Task inputs:
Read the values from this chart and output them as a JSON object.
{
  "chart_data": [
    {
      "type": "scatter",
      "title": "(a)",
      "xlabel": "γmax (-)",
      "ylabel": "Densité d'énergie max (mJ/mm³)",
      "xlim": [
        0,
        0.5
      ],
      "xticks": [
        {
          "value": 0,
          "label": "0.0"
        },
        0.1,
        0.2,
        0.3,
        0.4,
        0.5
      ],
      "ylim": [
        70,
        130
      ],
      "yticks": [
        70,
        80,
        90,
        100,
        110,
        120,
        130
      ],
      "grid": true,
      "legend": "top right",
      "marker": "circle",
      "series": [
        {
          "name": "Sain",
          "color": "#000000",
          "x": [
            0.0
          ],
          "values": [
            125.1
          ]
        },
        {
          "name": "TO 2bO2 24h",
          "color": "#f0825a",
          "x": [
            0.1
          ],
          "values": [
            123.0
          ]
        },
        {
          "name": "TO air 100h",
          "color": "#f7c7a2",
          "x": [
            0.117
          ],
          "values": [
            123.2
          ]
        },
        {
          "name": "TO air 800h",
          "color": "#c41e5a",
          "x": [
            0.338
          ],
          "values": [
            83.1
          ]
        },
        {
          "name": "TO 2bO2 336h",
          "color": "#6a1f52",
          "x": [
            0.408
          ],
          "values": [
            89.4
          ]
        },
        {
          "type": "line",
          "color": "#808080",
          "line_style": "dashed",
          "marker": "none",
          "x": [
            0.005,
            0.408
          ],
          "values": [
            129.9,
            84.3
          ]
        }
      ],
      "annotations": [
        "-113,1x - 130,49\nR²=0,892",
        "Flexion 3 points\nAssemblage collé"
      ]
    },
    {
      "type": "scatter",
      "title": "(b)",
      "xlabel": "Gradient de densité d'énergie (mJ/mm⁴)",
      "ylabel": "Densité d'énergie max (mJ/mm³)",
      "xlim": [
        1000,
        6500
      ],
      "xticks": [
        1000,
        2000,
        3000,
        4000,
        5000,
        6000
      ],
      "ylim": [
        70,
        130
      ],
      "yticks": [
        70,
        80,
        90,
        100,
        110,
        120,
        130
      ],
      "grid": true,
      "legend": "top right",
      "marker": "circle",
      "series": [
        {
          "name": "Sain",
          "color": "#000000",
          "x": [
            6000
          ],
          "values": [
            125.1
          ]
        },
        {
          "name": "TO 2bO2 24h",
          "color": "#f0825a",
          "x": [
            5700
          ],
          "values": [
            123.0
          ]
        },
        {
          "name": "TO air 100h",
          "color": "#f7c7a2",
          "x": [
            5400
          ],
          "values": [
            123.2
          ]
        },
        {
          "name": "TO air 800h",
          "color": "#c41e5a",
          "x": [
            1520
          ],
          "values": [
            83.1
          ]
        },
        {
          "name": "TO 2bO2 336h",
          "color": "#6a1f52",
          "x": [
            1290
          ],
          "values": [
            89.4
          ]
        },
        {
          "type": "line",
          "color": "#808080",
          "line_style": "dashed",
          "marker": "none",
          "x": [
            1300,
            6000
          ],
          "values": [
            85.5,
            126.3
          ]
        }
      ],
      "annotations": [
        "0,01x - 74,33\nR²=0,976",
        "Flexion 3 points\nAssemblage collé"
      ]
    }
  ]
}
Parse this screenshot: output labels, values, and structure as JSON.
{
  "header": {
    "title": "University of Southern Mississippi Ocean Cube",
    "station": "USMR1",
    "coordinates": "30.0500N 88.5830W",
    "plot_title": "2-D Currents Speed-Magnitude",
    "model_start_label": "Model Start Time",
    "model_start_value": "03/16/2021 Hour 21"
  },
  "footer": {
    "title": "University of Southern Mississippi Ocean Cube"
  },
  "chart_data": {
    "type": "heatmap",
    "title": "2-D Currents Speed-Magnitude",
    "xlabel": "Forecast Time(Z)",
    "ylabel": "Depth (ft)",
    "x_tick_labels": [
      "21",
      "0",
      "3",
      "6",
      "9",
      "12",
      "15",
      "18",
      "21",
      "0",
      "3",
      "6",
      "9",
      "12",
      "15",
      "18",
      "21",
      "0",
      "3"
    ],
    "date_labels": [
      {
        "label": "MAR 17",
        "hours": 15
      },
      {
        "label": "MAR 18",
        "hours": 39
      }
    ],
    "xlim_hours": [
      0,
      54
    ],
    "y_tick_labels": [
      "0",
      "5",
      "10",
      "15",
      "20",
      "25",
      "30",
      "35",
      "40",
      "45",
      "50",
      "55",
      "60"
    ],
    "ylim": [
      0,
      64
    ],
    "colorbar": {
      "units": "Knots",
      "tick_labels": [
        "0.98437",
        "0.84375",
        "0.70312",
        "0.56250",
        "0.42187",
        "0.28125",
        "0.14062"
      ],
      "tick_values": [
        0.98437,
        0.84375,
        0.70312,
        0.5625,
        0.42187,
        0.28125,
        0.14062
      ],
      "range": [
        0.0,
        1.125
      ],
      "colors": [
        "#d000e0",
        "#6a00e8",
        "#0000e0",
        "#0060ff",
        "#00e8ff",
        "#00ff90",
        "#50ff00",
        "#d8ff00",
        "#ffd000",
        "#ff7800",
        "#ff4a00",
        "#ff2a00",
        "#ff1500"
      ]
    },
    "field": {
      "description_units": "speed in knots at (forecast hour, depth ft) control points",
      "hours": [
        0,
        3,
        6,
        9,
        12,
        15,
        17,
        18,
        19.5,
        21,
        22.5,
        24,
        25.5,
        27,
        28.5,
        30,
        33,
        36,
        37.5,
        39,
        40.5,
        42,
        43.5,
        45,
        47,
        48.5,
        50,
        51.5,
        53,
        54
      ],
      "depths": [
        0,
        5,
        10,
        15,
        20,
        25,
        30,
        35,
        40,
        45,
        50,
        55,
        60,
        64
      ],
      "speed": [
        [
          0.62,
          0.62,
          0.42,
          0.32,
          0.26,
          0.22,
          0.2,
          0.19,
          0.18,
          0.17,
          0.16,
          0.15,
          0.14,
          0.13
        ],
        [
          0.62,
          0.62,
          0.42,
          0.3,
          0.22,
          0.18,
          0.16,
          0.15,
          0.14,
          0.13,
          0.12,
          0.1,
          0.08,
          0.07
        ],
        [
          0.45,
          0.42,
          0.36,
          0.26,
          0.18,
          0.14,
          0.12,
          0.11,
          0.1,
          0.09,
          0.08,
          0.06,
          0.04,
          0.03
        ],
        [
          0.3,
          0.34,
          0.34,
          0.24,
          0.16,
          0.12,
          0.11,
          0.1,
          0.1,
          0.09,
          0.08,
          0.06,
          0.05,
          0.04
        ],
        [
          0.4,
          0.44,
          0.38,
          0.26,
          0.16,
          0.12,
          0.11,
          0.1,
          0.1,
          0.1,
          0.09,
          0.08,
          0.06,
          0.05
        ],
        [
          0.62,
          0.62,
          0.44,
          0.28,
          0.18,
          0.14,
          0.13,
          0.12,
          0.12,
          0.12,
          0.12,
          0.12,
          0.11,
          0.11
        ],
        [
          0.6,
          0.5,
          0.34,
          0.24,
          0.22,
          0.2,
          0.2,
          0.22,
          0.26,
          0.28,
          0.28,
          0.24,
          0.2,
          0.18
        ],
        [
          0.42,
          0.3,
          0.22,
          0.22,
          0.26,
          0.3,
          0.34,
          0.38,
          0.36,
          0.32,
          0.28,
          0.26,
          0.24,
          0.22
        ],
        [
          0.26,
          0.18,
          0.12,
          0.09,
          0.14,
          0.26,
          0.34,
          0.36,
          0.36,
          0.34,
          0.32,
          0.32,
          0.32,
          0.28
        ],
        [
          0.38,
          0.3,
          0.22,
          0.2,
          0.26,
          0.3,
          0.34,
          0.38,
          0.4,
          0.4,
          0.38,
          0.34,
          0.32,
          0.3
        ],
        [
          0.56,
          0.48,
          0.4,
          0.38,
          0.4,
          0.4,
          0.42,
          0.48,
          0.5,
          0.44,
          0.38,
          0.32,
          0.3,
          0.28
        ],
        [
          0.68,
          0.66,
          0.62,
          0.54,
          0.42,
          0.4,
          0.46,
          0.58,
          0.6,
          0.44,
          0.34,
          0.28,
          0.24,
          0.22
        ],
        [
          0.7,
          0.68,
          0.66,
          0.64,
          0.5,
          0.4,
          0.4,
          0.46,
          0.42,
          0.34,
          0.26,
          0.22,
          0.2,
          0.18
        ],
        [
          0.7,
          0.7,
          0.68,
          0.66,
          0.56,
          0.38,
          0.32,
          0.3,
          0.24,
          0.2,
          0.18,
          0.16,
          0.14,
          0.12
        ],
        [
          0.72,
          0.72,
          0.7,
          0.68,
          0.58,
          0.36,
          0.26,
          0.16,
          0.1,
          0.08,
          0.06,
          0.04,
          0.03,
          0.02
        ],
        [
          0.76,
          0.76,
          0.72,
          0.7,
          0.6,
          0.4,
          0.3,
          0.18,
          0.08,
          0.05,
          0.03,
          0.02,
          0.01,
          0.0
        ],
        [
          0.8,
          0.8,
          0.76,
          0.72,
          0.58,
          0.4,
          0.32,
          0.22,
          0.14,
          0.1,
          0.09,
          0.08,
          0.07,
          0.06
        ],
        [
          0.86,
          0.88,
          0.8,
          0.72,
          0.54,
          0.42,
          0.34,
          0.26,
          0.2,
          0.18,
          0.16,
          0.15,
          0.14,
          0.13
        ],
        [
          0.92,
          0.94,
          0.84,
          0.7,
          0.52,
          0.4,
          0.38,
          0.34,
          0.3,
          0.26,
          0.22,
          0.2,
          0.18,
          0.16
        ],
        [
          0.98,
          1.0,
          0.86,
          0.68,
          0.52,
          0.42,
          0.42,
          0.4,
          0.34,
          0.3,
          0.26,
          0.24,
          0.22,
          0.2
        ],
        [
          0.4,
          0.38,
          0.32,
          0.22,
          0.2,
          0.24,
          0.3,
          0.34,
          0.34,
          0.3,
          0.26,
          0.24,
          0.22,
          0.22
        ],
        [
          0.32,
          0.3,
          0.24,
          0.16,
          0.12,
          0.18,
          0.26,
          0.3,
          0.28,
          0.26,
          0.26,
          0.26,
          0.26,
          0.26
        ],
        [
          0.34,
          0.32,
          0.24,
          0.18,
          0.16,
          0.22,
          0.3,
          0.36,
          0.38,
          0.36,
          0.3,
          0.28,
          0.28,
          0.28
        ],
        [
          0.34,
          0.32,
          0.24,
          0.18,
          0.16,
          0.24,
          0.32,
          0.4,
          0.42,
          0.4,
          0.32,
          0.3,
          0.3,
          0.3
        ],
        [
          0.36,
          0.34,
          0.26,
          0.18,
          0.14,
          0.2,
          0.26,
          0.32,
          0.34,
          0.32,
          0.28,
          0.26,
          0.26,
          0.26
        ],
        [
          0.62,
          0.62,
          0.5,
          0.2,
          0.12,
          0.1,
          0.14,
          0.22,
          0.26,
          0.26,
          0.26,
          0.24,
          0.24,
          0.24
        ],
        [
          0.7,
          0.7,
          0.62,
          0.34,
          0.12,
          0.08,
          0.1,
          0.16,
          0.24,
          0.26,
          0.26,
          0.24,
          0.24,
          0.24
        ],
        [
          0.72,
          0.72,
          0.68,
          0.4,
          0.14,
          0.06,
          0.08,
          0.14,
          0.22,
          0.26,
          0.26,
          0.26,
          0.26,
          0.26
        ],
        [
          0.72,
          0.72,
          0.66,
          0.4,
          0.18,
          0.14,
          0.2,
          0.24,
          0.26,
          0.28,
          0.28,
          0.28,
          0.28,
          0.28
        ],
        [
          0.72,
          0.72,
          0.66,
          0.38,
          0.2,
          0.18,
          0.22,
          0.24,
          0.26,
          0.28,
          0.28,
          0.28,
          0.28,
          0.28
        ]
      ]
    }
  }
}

Goal:
Count every line of the records that holds "University". State the number, nothing else.

Answer to this exercise:
2